[Recorded data]
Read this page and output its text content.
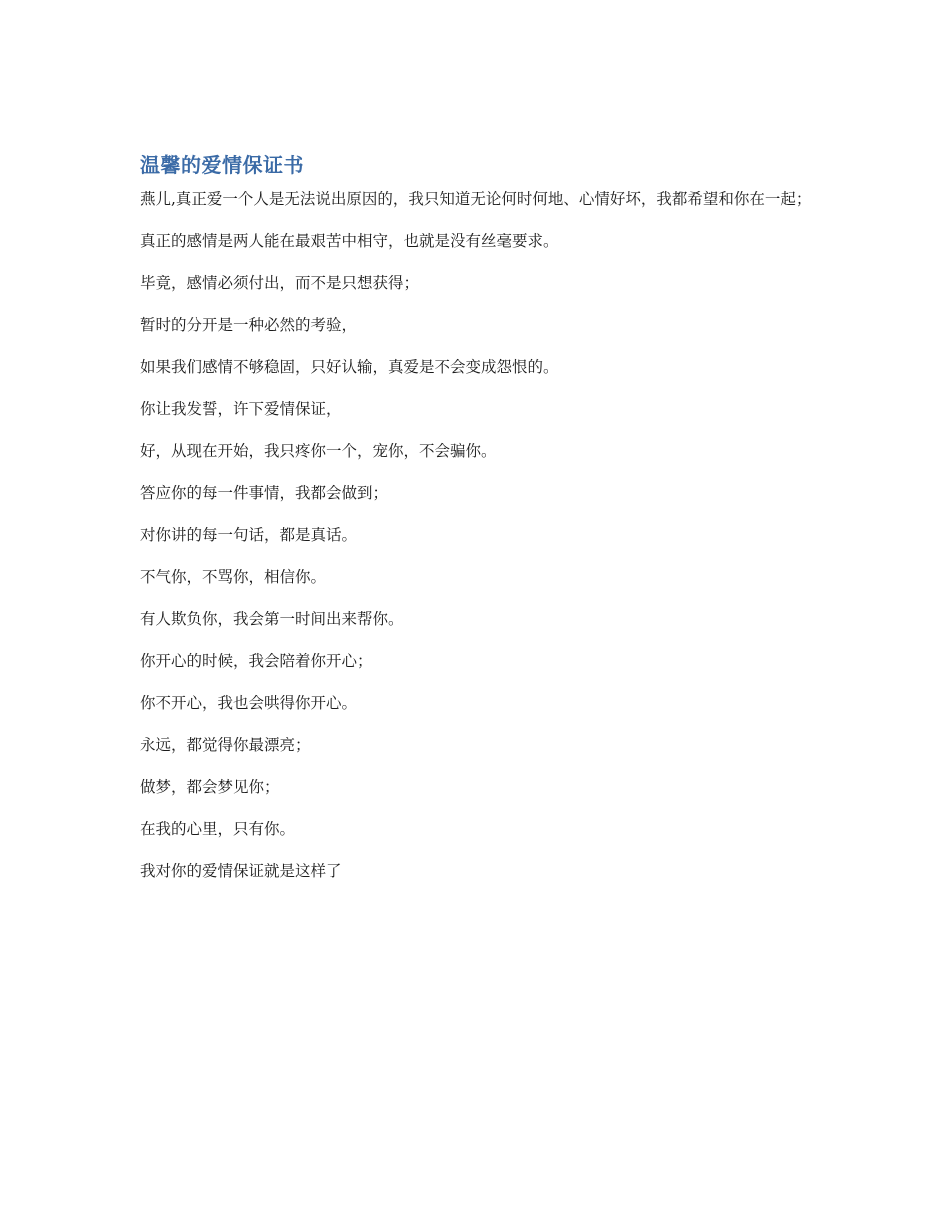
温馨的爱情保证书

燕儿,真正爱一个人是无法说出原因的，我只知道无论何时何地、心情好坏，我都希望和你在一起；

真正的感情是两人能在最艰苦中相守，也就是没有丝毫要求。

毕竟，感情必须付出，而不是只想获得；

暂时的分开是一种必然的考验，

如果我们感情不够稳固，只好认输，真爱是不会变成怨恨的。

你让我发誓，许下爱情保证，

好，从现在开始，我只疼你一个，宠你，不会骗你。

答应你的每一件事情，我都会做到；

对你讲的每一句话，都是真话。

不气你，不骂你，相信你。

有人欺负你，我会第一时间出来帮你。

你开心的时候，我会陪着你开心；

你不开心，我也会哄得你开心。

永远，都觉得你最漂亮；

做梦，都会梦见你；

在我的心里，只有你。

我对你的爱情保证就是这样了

-- Task to complete --
Reproduce all the entries that precede this task, word for word, minus any pictures.

-- The reply --
Read this page and output its text content.
温馨的爱情保证书

燕儿,真正爱一个人是无法说出原因的，我只知道无论何时何地、心情好坏，我都希望和你在一起；

真正的感情是两人能在最艰苦中相守，也就是没有丝毫要求。

毕竟，感情必须付出，而不是只想获得；

暂时的分开是一种必然的考验，

如果我们感情不够稳固，只好认输，真爱是不会变成怨恨的。

你让我发誓，许下爱情保证，

好，从现在开始，我只疼你一个，宠你，不会骗你。

答应你的每一件事情，我都会做到；

对你讲的每一句话，都是真话。

不气你，不骂你，相信你。

有人欺负你，我会第一时间出来帮你。

你开心的时候，我会陪着你开心；

你不开心，我也会哄得你开心。

永远，都觉得你最漂亮；

做梦，都会梦见你；

在我的心里，只有你。

我对你的爱情保证就是这样了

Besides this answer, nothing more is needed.